(Items from a data source)
-*-

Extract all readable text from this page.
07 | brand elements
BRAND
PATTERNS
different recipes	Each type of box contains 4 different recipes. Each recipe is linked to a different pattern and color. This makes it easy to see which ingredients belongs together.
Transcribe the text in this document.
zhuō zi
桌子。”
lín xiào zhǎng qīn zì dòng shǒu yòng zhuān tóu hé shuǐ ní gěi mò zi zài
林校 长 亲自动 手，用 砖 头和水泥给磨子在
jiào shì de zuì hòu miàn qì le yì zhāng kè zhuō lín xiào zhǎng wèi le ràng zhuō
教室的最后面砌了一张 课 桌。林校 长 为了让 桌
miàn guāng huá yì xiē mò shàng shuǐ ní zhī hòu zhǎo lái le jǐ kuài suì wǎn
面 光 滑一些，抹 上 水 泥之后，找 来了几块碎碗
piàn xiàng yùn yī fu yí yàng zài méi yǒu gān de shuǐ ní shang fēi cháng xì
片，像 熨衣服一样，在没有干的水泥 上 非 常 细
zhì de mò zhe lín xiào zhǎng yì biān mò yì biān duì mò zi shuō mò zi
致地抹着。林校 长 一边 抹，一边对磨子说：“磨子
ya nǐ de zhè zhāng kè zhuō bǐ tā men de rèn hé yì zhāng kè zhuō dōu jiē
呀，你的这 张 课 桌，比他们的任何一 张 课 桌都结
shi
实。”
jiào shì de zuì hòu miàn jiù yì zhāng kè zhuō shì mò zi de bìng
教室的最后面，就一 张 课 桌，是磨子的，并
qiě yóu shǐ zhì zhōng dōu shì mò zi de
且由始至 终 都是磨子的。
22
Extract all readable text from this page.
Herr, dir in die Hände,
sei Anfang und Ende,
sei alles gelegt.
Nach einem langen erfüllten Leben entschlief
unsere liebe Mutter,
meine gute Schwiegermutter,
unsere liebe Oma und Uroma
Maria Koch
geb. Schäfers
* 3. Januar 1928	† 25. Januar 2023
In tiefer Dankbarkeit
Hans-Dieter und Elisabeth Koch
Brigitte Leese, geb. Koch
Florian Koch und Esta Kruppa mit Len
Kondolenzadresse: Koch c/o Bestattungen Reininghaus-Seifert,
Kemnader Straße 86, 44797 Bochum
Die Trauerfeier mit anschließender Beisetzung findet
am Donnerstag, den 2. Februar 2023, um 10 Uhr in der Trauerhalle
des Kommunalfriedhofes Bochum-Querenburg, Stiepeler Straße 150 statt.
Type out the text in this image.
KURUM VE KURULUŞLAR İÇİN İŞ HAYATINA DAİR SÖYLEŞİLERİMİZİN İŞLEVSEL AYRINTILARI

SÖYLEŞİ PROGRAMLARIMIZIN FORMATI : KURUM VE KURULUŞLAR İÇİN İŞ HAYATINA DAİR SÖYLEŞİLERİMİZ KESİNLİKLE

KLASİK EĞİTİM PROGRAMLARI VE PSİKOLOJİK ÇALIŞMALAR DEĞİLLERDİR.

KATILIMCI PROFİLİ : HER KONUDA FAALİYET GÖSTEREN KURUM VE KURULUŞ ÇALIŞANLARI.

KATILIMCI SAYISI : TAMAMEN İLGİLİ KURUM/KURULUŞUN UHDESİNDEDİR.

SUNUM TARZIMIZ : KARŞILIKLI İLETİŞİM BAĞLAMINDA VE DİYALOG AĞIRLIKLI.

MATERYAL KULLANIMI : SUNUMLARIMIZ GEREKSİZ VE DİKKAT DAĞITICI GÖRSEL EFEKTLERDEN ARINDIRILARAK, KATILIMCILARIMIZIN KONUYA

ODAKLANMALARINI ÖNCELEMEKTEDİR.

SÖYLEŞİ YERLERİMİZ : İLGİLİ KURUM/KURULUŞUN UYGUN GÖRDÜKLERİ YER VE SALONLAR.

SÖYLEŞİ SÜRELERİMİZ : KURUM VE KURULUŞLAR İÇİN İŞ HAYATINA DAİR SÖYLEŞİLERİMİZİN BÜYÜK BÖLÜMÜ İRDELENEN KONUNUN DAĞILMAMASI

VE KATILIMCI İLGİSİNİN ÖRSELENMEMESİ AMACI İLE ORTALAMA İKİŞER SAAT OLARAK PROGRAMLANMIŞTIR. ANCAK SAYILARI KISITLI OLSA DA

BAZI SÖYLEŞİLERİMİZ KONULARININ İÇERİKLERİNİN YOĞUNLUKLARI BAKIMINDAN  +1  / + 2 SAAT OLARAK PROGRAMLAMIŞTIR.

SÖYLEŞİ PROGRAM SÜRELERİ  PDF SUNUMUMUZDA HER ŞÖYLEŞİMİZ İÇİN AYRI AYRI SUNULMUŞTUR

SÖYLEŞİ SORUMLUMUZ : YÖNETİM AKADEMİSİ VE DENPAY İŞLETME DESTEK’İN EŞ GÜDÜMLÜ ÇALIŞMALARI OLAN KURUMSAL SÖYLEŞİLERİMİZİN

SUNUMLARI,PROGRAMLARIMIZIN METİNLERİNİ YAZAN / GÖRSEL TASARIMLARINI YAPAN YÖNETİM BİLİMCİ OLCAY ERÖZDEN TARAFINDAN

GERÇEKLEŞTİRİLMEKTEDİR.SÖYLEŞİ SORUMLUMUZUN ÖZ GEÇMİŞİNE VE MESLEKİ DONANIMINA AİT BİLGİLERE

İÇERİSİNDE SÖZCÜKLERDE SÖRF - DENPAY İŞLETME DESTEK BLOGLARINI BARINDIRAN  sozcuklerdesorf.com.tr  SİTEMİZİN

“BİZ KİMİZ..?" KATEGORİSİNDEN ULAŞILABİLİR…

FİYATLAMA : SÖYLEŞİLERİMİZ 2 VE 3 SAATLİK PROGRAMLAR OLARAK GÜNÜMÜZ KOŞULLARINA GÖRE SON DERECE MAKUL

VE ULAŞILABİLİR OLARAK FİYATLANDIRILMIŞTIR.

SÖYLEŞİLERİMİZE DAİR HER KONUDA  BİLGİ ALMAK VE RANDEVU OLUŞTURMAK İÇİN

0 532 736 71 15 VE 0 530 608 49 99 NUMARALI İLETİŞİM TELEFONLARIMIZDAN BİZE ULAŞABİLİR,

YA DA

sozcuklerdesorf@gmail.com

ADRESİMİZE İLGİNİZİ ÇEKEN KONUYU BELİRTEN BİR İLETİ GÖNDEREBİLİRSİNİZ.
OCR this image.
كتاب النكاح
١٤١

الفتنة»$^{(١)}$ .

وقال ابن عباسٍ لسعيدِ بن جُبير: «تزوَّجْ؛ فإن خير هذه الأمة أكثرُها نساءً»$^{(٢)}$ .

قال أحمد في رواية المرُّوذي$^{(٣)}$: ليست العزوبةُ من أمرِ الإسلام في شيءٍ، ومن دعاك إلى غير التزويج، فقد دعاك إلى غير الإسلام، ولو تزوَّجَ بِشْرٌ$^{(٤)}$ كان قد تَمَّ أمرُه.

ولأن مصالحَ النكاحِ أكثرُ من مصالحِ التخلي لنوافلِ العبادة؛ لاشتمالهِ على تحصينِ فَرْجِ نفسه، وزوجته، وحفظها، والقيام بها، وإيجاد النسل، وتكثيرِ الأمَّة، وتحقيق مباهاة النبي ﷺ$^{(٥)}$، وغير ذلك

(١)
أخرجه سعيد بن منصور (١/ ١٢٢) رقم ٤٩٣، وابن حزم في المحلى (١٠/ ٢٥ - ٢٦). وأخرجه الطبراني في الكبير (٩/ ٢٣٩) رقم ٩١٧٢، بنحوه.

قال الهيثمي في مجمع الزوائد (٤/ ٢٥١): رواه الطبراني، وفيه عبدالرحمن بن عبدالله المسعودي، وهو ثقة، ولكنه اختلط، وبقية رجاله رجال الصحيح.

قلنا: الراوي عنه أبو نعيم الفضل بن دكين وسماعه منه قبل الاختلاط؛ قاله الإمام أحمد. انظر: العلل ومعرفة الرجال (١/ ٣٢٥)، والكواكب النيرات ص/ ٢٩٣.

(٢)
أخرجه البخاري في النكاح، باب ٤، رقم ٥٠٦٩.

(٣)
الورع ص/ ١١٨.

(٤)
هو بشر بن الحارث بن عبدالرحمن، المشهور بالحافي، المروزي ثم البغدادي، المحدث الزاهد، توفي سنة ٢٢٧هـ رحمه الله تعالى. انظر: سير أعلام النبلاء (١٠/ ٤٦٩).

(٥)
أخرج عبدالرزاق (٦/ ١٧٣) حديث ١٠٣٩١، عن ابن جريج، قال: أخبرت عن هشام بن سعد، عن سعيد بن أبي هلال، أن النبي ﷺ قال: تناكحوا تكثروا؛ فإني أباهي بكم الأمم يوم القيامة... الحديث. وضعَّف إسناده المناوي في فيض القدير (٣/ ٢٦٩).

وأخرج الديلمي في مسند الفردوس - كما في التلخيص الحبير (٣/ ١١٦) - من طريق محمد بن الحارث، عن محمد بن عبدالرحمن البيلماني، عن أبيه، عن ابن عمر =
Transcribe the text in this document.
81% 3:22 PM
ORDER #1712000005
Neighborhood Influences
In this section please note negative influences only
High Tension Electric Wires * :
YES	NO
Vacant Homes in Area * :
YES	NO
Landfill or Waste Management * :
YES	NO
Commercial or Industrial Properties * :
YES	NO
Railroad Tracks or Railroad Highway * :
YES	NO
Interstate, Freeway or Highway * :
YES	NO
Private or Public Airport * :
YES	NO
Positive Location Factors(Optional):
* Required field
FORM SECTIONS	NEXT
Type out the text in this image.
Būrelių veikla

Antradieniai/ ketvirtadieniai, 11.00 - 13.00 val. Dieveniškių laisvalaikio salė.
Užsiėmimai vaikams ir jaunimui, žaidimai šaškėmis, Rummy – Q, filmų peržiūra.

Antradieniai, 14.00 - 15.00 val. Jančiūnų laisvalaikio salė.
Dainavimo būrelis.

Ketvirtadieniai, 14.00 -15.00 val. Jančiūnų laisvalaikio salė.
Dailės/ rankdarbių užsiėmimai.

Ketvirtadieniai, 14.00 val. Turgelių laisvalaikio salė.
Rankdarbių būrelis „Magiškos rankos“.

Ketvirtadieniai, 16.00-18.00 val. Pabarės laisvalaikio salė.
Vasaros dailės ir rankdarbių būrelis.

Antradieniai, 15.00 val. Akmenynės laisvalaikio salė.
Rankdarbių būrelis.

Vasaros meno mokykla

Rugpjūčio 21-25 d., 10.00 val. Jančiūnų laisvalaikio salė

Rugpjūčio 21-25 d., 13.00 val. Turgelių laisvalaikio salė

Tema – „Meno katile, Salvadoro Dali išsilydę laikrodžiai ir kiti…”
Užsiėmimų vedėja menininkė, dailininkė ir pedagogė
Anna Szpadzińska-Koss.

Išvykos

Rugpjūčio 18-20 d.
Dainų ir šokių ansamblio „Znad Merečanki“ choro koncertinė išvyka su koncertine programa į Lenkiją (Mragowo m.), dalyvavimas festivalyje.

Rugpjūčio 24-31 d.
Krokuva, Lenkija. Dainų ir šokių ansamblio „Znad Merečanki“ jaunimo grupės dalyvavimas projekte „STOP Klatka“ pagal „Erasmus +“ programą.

-*-

• WRITTEN REQUEST: Search the records above for the string "أحمد". Copy every line that contains it.

• ANSWER FOR THIS EXERCISE:
قال أحمد في رواية المرُّوذي$^{(٣)}$: ليست العزوبةُ من أمرِ الإسلام في شيءٍ، ومن دعاك إلى غير التزويج، فقد دعاك إلى غير الإسلام، ولو تزوَّجَ بِشْرٌ$^{(٤)}$ كان قد تَمَّ أمرُه.
قلنا: الراوي عنه أبو نعيم الفضل بن دكين وسماعه منه قبل الاختلاط؛ قاله الإمام أحمد. انظر: العلل ومعرفة الرجال (١/ ٣٢٥)، والكواكب النيرات ص/ ٢٩٣.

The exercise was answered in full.